START Data records

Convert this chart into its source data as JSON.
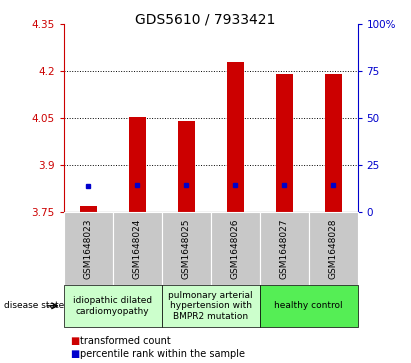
{
  "title": "GDS5610 / 7933421",
  "samples": [
    "GSM1648023",
    "GSM1648024",
    "GSM1648025",
    "GSM1648026",
    "GSM1648027",
    "GSM1648028"
  ],
  "red_values": [
    3.77,
    4.052,
    4.04,
    4.228,
    4.19,
    4.19
  ],
  "blue_values": [
    3.835,
    3.838,
    3.836,
    3.838,
    3.838,
    3.838
  ],
  "bar_base": 3.75,
  "ylim_left": [
    3.75,
    4.35
  ],
  "ylim_right": [
    0,
    100
  ],
  "yticks_left": [
    3.75,
    3.9,
    4.05,
    4.2,
    4.35
  ],
  "yticks_right": [
    0,
    25,
    50,
    75,
    100
  ],
  "ytick_labels_left": [
    "3.75",
    "3.9",
    "4.05",
    "4.2",
    "4.35"
  ],
  "ytick_labels_right": [
    "0",
    "25",
    "50",
    "75",
    "100%"
  ],
  "grid_values": [
    3.9,
    4.05,
    4.2
  ],
  "disease_groups": [
    {
      "label": "idiopathic dilated\ncardiomyopathy",
      "samples": [
        0,
        1
      ],
      "color": "#ccffcc"
    },
    {
      "label": "pulmonary arterial\nhypertension with\nBMPR2 mutation",
      "samples": [
        2,
        3
      ],
      "color": "#ccffcc"
    },
    {
      "label": "healthy control",
      "samples": [
        4,
        5
      ],
      "color": "#55ee55"
    }
  ],
  "bar_color_red": "#cc0000",
  "bar_color_blue": "#0000cc",
  "left_axis_color": "#cc0000",
  "right_axis_color": "#0000cc",
  "title_fontsize": 10,
  "tick_fontsize": 7.5,
  "sample_label_fontsize": 6.5,
  "disease_label_fontsize": 6.5,
  "legend_label_fontsize": 7,
  "legend_labels": [
    "transformed count",
    "percentile rank within the sample"
  ],
  "disease_state_label": "disease state",
  "bg_color": "#c8c8c8",
  "plot_bg_color": "#ffffff",
  "bar_width": 0.35
}
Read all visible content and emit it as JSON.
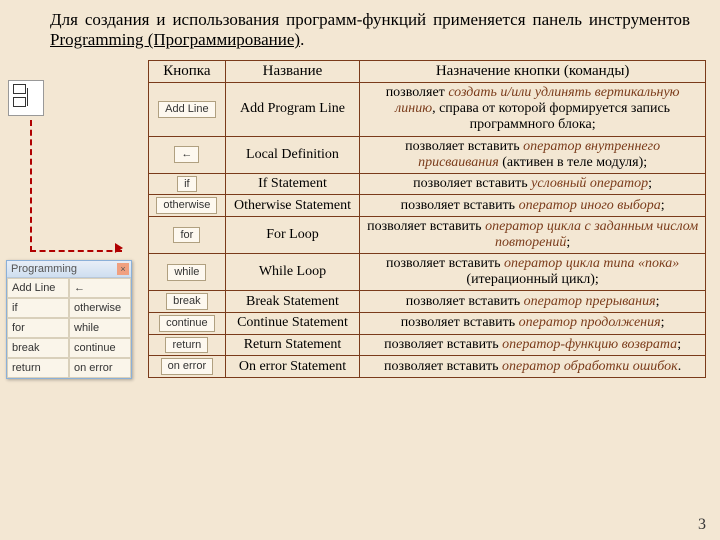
{
  "intro": {
    "text_before": "Для создания и использования программ-функций применяется панель инструментов ",
    "link": "Programming (Программирование)",
    "text_after": "."
  },
  "table": {
    "headers": {
      "btn": "Кнопка",
      "name": "Название",
      "desc": "Назначение кнопки (команды)"
    },
    "rows": [
      {
        "btn": "Add Line",
        "name": "Add Program Line",
        "desc_a": "позволяет ",
        "desc_i": "создать и/или удлинять вертикальную линию",
        "desc_b": ", справа от которой формируется запись программного блока;"
      },
      {
        "btn": "←",
        "name": "Local Definition",
        "desc_a": "позволяет вставить ",
        "desc_i": "оператор внутреннего присваивания",
        "desc_b": " (активен в теле модуля);"
      },
      {
        "btn": "if",
        "name": "If Statement",
        "desc_a": "позволяет вставить ",
        "desc_i": "условный оператор",
        "desc_b": ";"
      },
      {
        "btn": "otherwise",
        "name": "Otherwise Statement",
        "desc_a": "позволяет вставить ",
        "desc_i": "оператор иного выбора",
        "desc_b": ";"
      },
      {
        "btn": "for",
        "name": "For Loop",
        "desc_a": "позволяет вставить ",
        "desc_i": "оператор цикла с заданным числом повторений",
        "desc_b": ";"
      },
      {
        "btn": "while",
        "name": "While Loop",
        "desc_a": "позволяет вставить ",
        "desc_i": "оператор цикла типа «пока»",
        "desc_b": " (итерационный цикл);"
      },
      {
        "btn": "break",
        "name": "Break Statement",
        "desc_a": "позволяет вставить ",
        "desc_i": "оператор прерывания",
        "desc_b": ";"
      },
      {
        "btn": "continue",
        "name": "Continue Statement",
        "desc_a": "позволяет вставить ",
        "desc_i": "оператор продолжения",
        "desc_b": ";"
      },
      {
        "btn": "return",
        "name": "Return Statement",
        "desc_a": "позволяет вставить ",
        "desc_i": "оператор-функцию возврата",
        "desc_b": ";"
      },
      {
        "btn": "on error",
        "name": "On error Statement",
        "desc_a": "позволяет вставить ",
        "desc_i": "оператор обработки ошибок",
        "desc_b": "."
      }
    ]
  },
  "palette": {
    "title": "Programming",
    "cells": [
      "Add Line",
      "←",
      "if",
      "otherwise",
      "for",
      "while",
      "break",
      "continue",
      "return",
      "on error"
    ]
  },
  "pagenum": "3"
}
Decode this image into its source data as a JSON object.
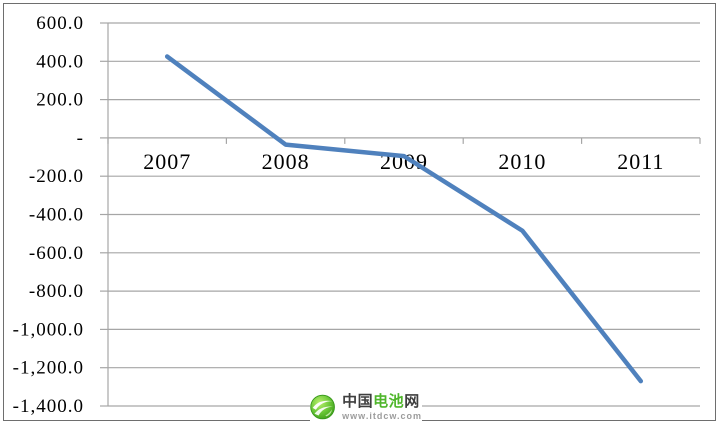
{
  "chart_data": {
    "type": "line",
    "title": "",
    "xlabel": "",
    "ylabel": "",
    "categories": [
      "2007",
      "2008",
      "2009",
      "2010",
      "2011"
    ],
    "series": [
      {
        "name": "",
        "values": [
          425,
          -35,
          -95,
          -485,
          -1270
        ]
      }
    ],
    "ylim": [
      -1400,
      600
    ],
    "y_ticks": [
      {
        "value": 600,
        "label": "600.0"
      },
      {
        "value": 400,
        "label": "400.0"
      },
      {
        "value": 200,
        "label": "200.0"
      },
      {
        "value": 0,
        "label": "-"
      },
      {
        "value": -200,
        "label": "-200.0"
      },
      {
        "value": -400,
        "label": "-400.0"
      },
      {
        "value": -600,
        "label": "-600.0"
      },
      {
        "value": -800,
        "label": "-800.0"
      },
      {
        "value": -1000,
        "label": "-1,000.0"
      },
      {
        "value": -1200,
        "label": "-1,200.0"
      },
      {
        "value": -1400,
        "label": "-1,400.0"
      }
    ],
    "grid": true,
    "legend_position": "none",
    "colors": {
      "line": "#4F81BD",
      "gridline": "#A6A6A6",
      "axis": "#A6A6A6",
      "tick_text": "#000000"
    }
  },
  "logo": {
    "title_part1": "中国",
    "title_part2": "电池",
    "title_part3": "网",
    "url": "www.itdcw.com",
    "colors": {
      "dark": "#3f3f3f",
      "green": "#4fb62b",
      "url_gray": "#9c9c9c",
      "globe_light": "#a5e35b",
      "globe_dark": "#49ac20",
      "globe_ring": "#36961b"
    }
  }
}
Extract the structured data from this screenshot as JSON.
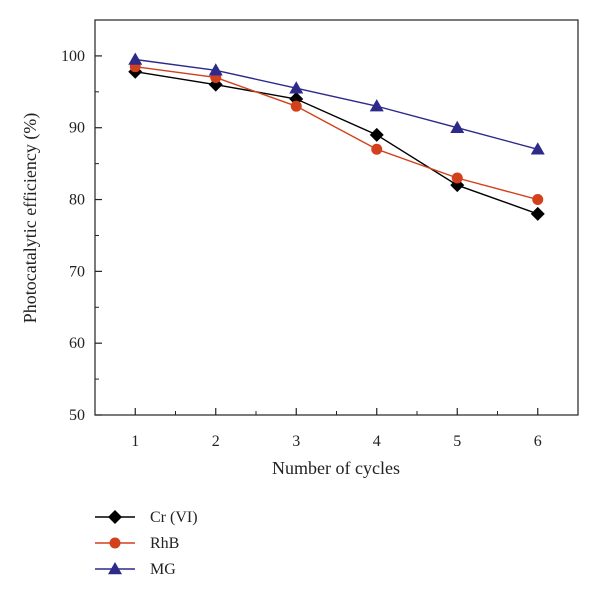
{
  "chart_data": {
    "type": "line",
    "title": "",
    "xlabel": "Number of cycles",
    "ylabel": "Photocatalytic efficiency (%)",
    "x": [
      1,
      2,
      3,
      4,
      5,
      6
    ],
    "xlim": [
      0.5,
      6.5
    ],
    "ylim": [
      50,
      105
    ],
    "xticks": [
      1,
      2,
      3,
      4,
      5,
      6
    ],
    "yticks": [
      50,
      60,
      70,
      80,
      90,
      100
    ],
    "grid": false,
    "legend_position": "bottom-left",
    "series": [
      {
        "name": "Cr (VI)",
        "values": [
          97.8,
          96.0,
          94.0,
          89.0,
          82.0,
          78.0
        ],
        "color": "#000000",
        "marker": "diamond"
      },
      {
        "name": "RhB",
        "values": [
          98.5,
          97.0,
          93.0,
          87.0,
          83.0,
          80.0
        ],
        "color": "#d2401c",
        "marker": "circle"
      },
      {
        "name": "MG",
        "values": [
          99.5,
          98.0,
          95.5,
          93.0,
          90.0,
          87.0
        ],
        "color": "#2e2a8a",
        "marker": "triangle"
      }
    ]
  }
}
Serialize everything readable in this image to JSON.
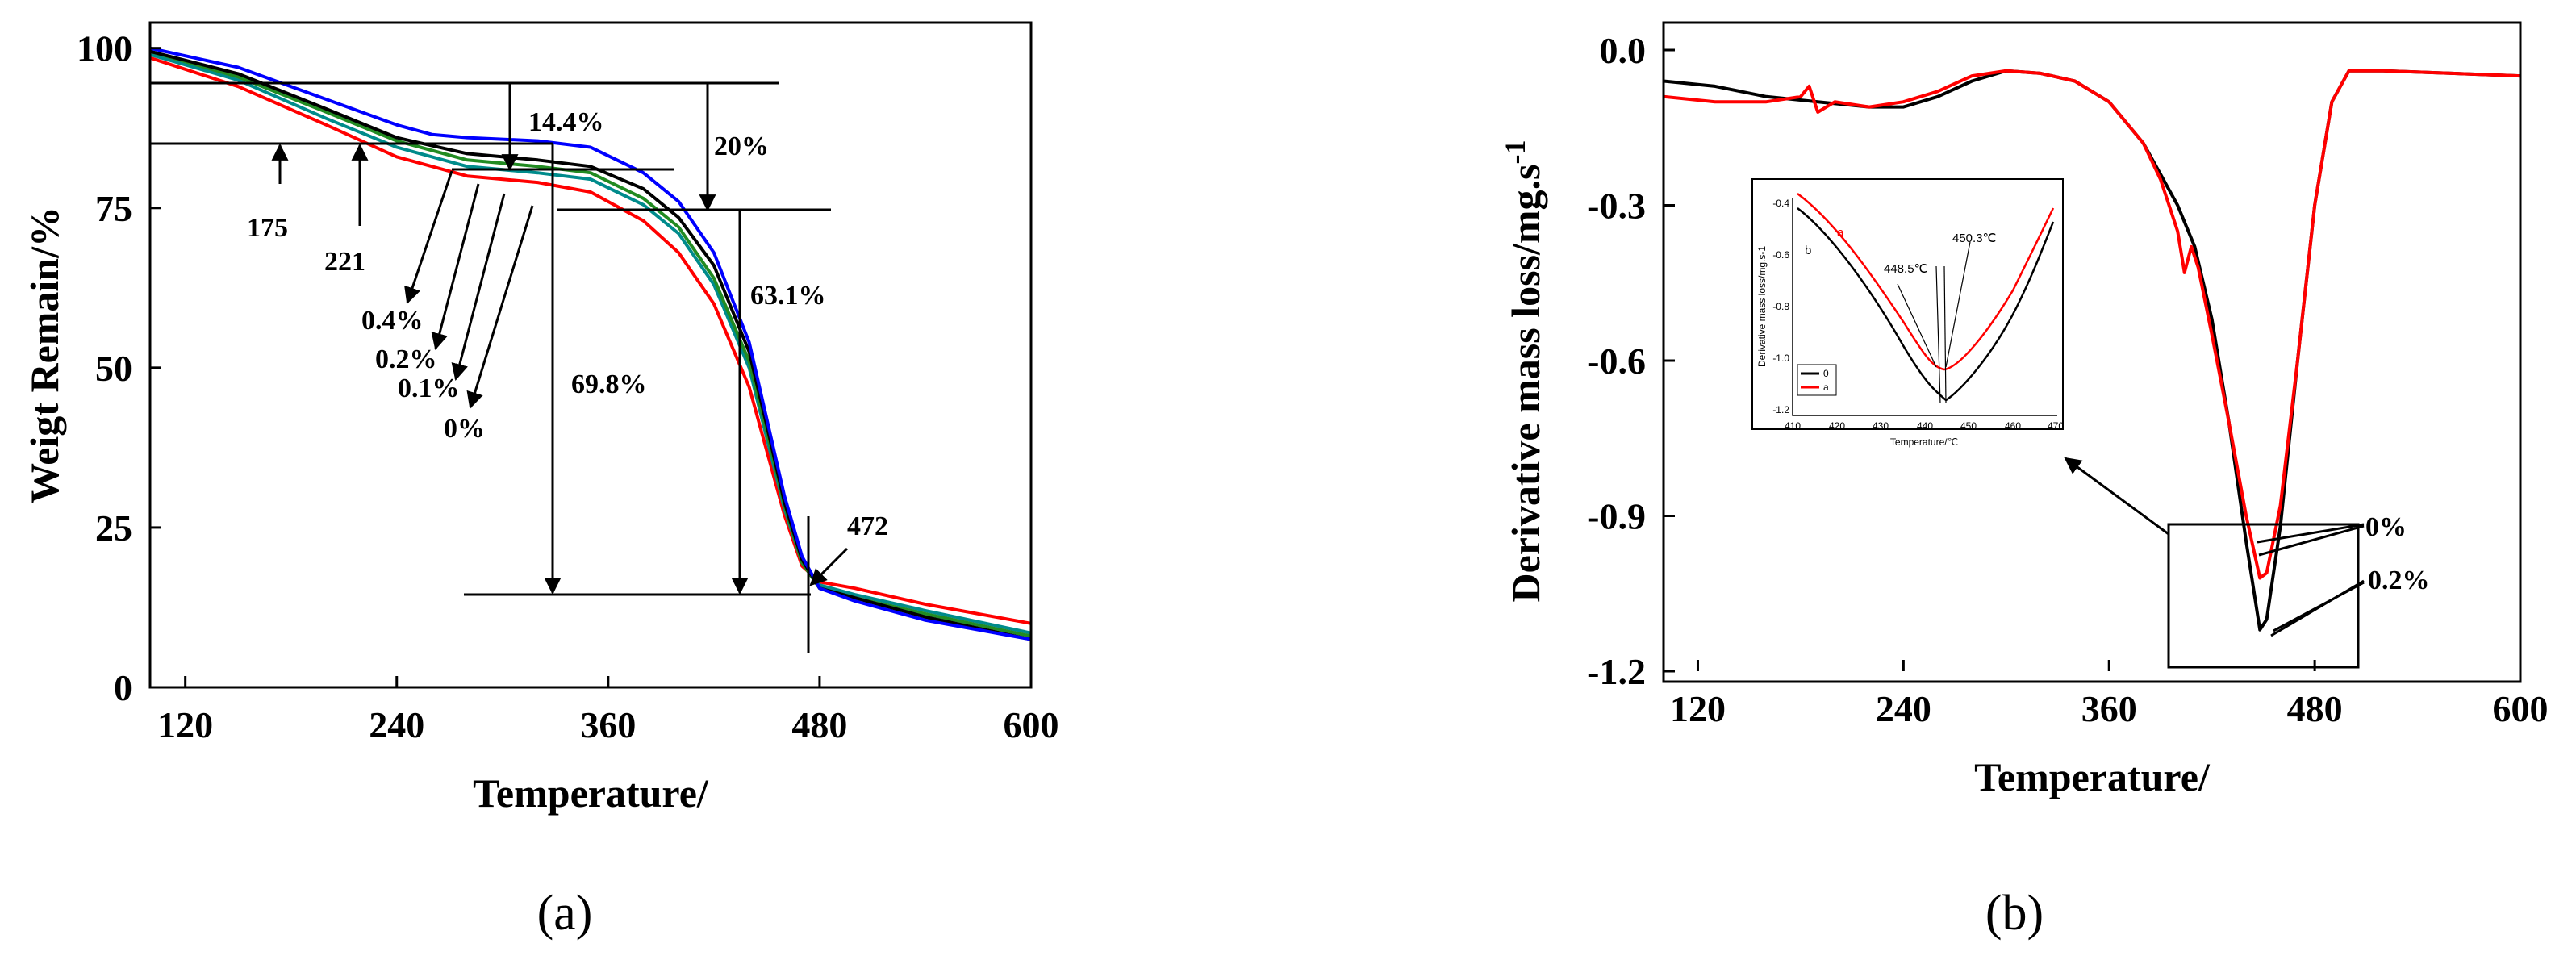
{
  "chart_data": [
    {
      "panel_label": "(a)",
      "type": "line",
      "xlabel": "Temperature/",
      "ylabel": "Weigt Remain/%",
      "xlim": [
        100,
        600
      ],
      "ylim": [
        0,
        104
      ],
      "xticks": [
        "120",
        "240",
        "360",
        "480",
        "600"
      ],
      "xtick_values": [
        120,
        240,
        360,
        480,
        600
      ],
      "yticks": [
        "0",
        "25",
        "50",
        "75",
        "100"
      ],
      "ytick_values": [
        0,
        25,
        50,
        75,
        100
      ],
      "legend": "none",
      "series": [
        {
          "color": "#ff0000",
          "x": [
            100,
            150,
            200,
            240,
            280,
            320,
            350,
            380,
            400,
            420,
            440,
            450,
            460,
            470,
            480,
            500,
            540,
            600
          ],
          "y": [
            98.5,
            94,
            88,
            83,
            80,
            79,
            77.5,
            73,
            68,
            60,
            47,
            37,
            27,
            19,
            16.5,
            15.5,
            13,
            10
          ]
        },
        {
          "color": "#008b8b",
          "x": [
            100,
            150,
            200,
            240,
            280,
            320,
            350,
            380,
            400,
            420,
            440,
            450,
            460,
            470,
            480,
            500,
            540,
            600
          ],
          "y": [
            99,
            95,
            89,
            84.5,
            81.5,
            80.5,
            79.5,
            75.5,
            71,
            63,
            50,
            39,
            28,
            19.5,
            16,
            14.5,
            12,
            8.5
          ]
        },
        {
          "color": "#228b22",
          "x": [
            100,
            150,
            200,
            240,
            280,
            320,
            350,
            380,
            400,
            420,
            440,
            450,
            460,
            470,
            480,
            500,
            540,
            600
          ],
          "y": [
            99.5,
            95.5,
            90,
            85.5,
            82.5,
            81.5,
            80.5,
            76.5,
            72,
            64,
            51,
            40,
            28.5,
            19.5,
            15.5,
            14,
            11.5,
            8
          ]
        },
        {
          "color": "#000000",
          "x": [
            100,
            150,
            200,
            240,
            280,
            320,
            350,
            380,
            400,
            420,
            440,
            450,
            460,
            470,
            480,
            500,
            540,
            600
          ],
          "y": [
            99.5,
            96,
            90.5,
            86,
            83.5,
            82.5,
            81.5,
            78,
            73.5,
            66,
            52.5,
            41,
            29,
            20,
            15.5,
            14,
            11,
            7.5
          ]
        },
        {
          "color": "#0000ff",
          "x": [
            100,
            150,
            200,
            240,
            260,
            280,
            320,
            350,
            380,
            400,
            420,
            440,
            450,
            460,
            470,
            480,
            500,
            540,
            600
          ],
          "y": [
            100,
            97,
            92,
            88,
            86.5,
            86,
            85.5,
            84.5,
            80.5,
            76,
            68,
            54,
            42,
            30,
            20.5,
            15.5,
            13.5,
            10.5,
            7.5
          ]
        }
      ],
      "annotations": [
        {
          "text": "14.4%"
        },
        {
          "text": "20%"
        },
        {
          "text": "175"
        },
        {
          "text": "221"
        },
        {
          "text": "0.4%"
        },
        {
          "text": "0.2%"
        },
        {
          "text": "0.1%"
        },
        {
          "text": "0%"
        },
        {
          "text": "69.8%"
        },
        {
          "text": "63.1%"
        },
        {
          "text": "472"
        }
      ]
    },
    {
      "panel_label": "(b)",
      "type": "line",
      "xlabel": "Temperature/",
      "ylabel": "Derivative mass loss/mg.s-1",
      "ylabel_main": "Derivative mass loss/mg.s",
      "ylabel_sup": "-1",
      "xlim": [
        100,
        600
      ],
      "ylim": [
        -1.2,
        0.0
      ],
      "xticks": [
        "120",
        "240",
        "360",
        "480",
        "600"
      ],
      "xtick_values": [
        120,
        240,
        360,
        480,
        600
      ],
      "yticks": [
        "0.0",
        "-0.3",
        "-0.6",
        "-0.9",
        "-1.2"
      ],
      "ytick_values": [
        0.0,
        -0.3,
        -0.6,
        -0.9,
        -1.2
      ],
      "legend": "none",
      "series": [
        {
          "color": "#000000",
          "x": [
            100,
            130,
            160,
            190,
            220,
            240,
            260,
            280,
            300,
            320,
            340,
            360,
            380,
            390,
            400,
            410,
            420,
            430,
            440,
            448,
            452,
            460,
            470,
            480,
            490,
            500,
            520,
            560,
            600
          ],
          "y": [
            -0.06,
            -0.07,
            -0.09,
            -0.1,
            -0.11,
            -0.11,
            -0.09,
            -0.06,
            -0.04,
            -0.045,
            -0.06,
            -0.1,
            -0.18,
            -0.24,
            -0.3,
            -0.38,
            -0.52,
            -0.72,
            -0.95,
            -1.12,
            -1.1,
            -0.92,
            -0.6,
            -0.3,
            -0.1,
            -0.04,
            -0.04,
            -0.045,
            -0.05
          ]
        },
        {
          "color": "#ff0000",
          "x": [
            100,
            130,
            160,
            180,
            185,
            190,
            200,
            220,
            240,
            260,
            280,
            300,
            320,
            340,
            360,
            380,
            390,
            400,
            404,
            408,
            412,
            420,
            430,
            440,
            448,
            452,
            460,
            470,
            480,
            490,
            500,
            520,
            560,
            600
          ],
          "y": [
            -0.09,
            -0.1,
            -0.1,
            -0.09,
            -0.07,
            -0.12,
            -0.1,
            -0.11,
            -0.1,
            -0.08,
            -0.05,
            -0.04,
            -0.045,
            -0.06,
            -0.1,
            -0.18,
            -0.25,
            -0.35,
            -0.43,
            -0.38,
            -0.42,
            -0.55,
            -0.72,
            -0.9,
            -1.02,
            -1.01,
            -0.88,
            -0.6,
            -0.3,
            -0.1,
            -0.04,
            -0.04,
            -0.045,
            -0.05
          ]
        }
      ],
      "annotations": [
        {
          "text": "0%"
        },
        {
          "text": "0.2%"
        }
      ]
    }
  ],
  "inset": {
    "ylabel": "Derivative mass loss/mg.s-1",
    "xlabel": "Temperature/℃",
    "xticks": [
      "410",
      "420",
      "430",
      "440",
      "450",
      "460",
      "470"
    ],
    "yticks": [
      "-0.4",
      "-0.6",
      "-0.8",
      "-1.0",
      "-1.2"
    ],
    "label_a": "a",
    "label_b": "b",
    "peak_red": "448.5℃",
    "peak_black": "450.3℃",
    "legend": [
      "0",
      "a"
    ]
  }
}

END Data records

» Set exercise
Search the records for the string "mass" and return every line in which it occurs.

» Right answer
      "ylabel": "Derivative mass loss/mg.s-1",
      "ylabel_main": "Derivative mass loss/mg.s",
    "ylabel": "Derivative mass loss/mg.s-1",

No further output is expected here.